[START Data for the task]
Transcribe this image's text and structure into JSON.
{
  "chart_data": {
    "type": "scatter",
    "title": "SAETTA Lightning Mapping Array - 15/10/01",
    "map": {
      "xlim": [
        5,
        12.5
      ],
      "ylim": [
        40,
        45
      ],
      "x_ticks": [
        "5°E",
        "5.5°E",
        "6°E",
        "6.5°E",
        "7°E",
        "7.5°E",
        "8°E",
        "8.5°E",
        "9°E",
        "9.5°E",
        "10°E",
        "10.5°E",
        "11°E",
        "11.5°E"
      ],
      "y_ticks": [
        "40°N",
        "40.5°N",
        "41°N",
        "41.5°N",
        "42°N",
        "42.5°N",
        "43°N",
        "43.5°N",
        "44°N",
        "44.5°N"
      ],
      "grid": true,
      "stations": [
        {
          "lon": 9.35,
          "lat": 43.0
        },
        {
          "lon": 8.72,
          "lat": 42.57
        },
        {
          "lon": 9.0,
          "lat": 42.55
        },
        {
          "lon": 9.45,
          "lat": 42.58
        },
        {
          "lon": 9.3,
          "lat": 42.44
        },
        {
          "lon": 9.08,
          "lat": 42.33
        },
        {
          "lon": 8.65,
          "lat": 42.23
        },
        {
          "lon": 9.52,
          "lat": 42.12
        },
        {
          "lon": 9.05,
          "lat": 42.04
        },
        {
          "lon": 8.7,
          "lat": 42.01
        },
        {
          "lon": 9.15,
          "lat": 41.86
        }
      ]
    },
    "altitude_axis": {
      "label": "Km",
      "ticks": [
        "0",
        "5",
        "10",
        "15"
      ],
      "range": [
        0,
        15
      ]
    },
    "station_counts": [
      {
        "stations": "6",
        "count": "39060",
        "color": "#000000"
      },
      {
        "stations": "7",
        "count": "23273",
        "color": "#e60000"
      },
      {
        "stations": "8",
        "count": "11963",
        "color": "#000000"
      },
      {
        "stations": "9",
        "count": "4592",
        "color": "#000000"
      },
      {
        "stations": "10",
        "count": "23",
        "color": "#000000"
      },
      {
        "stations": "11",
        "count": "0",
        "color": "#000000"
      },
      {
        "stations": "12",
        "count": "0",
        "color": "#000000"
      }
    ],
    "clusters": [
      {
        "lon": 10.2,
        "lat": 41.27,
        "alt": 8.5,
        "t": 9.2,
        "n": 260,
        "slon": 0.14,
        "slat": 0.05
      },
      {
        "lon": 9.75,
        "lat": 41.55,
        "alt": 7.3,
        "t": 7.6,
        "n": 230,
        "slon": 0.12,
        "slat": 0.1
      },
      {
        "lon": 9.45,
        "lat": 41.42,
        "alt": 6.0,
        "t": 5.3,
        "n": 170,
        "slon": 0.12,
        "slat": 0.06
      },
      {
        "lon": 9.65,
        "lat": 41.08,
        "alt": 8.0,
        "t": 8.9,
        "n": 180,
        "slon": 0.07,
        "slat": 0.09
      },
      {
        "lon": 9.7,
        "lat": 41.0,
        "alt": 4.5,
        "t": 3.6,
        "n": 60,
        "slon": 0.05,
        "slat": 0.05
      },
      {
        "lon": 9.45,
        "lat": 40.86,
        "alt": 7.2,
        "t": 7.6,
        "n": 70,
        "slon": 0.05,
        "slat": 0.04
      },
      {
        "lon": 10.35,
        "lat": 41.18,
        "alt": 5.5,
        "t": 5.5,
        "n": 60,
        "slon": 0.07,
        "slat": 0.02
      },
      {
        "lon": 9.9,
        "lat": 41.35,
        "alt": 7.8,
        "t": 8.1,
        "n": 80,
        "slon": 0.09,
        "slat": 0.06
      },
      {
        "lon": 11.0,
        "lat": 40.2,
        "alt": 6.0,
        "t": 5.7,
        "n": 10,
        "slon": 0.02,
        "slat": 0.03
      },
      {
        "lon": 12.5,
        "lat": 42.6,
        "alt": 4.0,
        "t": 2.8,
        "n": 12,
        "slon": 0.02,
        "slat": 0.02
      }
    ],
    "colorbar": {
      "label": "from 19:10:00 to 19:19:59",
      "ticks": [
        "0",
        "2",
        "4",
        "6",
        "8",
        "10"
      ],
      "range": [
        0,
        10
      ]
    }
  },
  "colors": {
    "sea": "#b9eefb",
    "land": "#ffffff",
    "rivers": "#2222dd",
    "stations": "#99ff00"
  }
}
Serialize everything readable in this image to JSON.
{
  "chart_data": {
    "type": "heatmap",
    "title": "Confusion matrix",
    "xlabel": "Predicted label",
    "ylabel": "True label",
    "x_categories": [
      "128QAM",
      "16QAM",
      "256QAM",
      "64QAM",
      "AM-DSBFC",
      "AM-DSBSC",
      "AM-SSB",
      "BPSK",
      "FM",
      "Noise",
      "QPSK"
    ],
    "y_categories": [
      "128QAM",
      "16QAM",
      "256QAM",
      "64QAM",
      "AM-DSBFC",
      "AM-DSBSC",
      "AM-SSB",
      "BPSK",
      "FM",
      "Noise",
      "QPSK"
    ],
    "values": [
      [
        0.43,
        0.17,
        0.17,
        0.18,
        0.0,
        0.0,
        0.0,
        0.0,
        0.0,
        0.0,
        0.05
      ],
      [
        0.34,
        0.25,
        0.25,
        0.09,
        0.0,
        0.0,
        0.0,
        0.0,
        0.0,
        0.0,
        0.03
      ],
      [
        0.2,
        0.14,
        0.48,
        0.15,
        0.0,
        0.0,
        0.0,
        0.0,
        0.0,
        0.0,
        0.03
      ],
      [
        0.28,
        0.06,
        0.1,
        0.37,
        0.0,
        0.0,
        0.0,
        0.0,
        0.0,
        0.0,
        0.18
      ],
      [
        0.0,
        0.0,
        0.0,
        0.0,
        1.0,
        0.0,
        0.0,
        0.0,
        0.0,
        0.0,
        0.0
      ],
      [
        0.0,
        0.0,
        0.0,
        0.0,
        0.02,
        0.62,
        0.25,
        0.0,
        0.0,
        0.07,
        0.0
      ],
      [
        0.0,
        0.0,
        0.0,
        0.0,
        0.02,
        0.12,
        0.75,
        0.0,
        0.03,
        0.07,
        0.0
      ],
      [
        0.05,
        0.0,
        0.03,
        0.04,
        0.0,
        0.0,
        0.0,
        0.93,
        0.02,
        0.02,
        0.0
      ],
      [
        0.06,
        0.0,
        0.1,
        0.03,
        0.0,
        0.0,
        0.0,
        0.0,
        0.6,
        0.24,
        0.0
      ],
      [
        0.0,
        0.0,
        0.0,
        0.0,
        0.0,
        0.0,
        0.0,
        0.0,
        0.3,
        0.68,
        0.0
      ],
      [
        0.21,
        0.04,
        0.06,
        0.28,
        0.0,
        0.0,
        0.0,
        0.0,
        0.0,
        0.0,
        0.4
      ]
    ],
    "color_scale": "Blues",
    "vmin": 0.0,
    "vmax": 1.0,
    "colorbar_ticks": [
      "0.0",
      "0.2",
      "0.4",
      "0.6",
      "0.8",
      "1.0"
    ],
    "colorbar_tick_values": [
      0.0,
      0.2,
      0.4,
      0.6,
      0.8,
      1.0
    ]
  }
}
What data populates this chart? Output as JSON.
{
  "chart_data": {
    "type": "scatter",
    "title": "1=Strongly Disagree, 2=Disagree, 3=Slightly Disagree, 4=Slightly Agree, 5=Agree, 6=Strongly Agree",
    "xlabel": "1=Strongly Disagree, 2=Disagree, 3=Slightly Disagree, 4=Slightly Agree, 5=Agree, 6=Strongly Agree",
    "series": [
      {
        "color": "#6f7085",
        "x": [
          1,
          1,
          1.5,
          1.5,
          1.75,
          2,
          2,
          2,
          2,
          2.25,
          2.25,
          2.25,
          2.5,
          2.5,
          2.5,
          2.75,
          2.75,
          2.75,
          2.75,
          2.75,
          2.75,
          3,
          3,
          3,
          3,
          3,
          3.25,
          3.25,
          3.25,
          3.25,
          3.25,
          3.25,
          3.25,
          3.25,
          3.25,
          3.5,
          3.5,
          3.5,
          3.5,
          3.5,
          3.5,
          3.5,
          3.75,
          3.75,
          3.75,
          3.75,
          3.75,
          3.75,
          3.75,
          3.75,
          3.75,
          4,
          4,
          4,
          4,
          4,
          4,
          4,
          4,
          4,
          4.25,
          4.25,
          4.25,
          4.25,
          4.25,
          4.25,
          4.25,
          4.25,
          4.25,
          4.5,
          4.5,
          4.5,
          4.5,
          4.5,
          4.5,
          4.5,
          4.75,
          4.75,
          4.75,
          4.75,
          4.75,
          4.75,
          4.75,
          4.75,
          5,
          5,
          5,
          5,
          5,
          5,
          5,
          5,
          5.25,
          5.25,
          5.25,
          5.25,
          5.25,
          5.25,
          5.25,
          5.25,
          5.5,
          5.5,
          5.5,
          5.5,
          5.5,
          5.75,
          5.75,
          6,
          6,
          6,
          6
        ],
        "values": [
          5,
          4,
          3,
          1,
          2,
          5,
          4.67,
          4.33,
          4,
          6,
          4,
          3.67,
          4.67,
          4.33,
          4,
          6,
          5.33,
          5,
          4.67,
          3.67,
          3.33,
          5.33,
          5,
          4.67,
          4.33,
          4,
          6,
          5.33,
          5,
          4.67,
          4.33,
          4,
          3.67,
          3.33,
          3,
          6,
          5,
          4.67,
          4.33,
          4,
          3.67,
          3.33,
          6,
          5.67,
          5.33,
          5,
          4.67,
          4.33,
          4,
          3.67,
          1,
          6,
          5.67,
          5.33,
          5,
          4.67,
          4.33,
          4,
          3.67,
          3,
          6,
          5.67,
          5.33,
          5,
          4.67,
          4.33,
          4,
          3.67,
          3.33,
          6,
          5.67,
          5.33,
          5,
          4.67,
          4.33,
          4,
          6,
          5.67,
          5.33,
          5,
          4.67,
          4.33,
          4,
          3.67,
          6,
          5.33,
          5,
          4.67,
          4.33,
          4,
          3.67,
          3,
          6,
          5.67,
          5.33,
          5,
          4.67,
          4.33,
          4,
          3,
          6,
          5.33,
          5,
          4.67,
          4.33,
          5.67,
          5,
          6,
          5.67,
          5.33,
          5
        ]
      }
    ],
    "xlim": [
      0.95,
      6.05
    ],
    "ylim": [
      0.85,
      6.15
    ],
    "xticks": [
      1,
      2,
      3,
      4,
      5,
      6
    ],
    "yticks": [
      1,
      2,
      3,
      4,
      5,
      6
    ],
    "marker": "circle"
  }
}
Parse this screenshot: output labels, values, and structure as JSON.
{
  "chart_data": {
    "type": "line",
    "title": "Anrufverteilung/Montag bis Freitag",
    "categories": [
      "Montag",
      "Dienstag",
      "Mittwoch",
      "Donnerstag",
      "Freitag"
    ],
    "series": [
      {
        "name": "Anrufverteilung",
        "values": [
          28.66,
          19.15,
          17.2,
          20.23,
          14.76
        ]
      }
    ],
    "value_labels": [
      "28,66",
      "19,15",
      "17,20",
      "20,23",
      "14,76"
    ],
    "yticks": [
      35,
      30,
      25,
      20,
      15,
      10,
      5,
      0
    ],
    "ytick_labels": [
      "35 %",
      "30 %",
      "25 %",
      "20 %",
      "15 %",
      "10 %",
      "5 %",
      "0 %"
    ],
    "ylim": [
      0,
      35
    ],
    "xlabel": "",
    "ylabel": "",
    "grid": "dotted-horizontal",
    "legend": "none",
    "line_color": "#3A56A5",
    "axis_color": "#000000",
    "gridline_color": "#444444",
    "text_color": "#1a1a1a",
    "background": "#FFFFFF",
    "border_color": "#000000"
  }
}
[END Data for the task]
**Task brief**: Scan the records for the string "image". Copy each line in which it appears.

**Written answer**:
Transcribe this image's text and structure into JSON.
Serialize everything readable in this image to JSON.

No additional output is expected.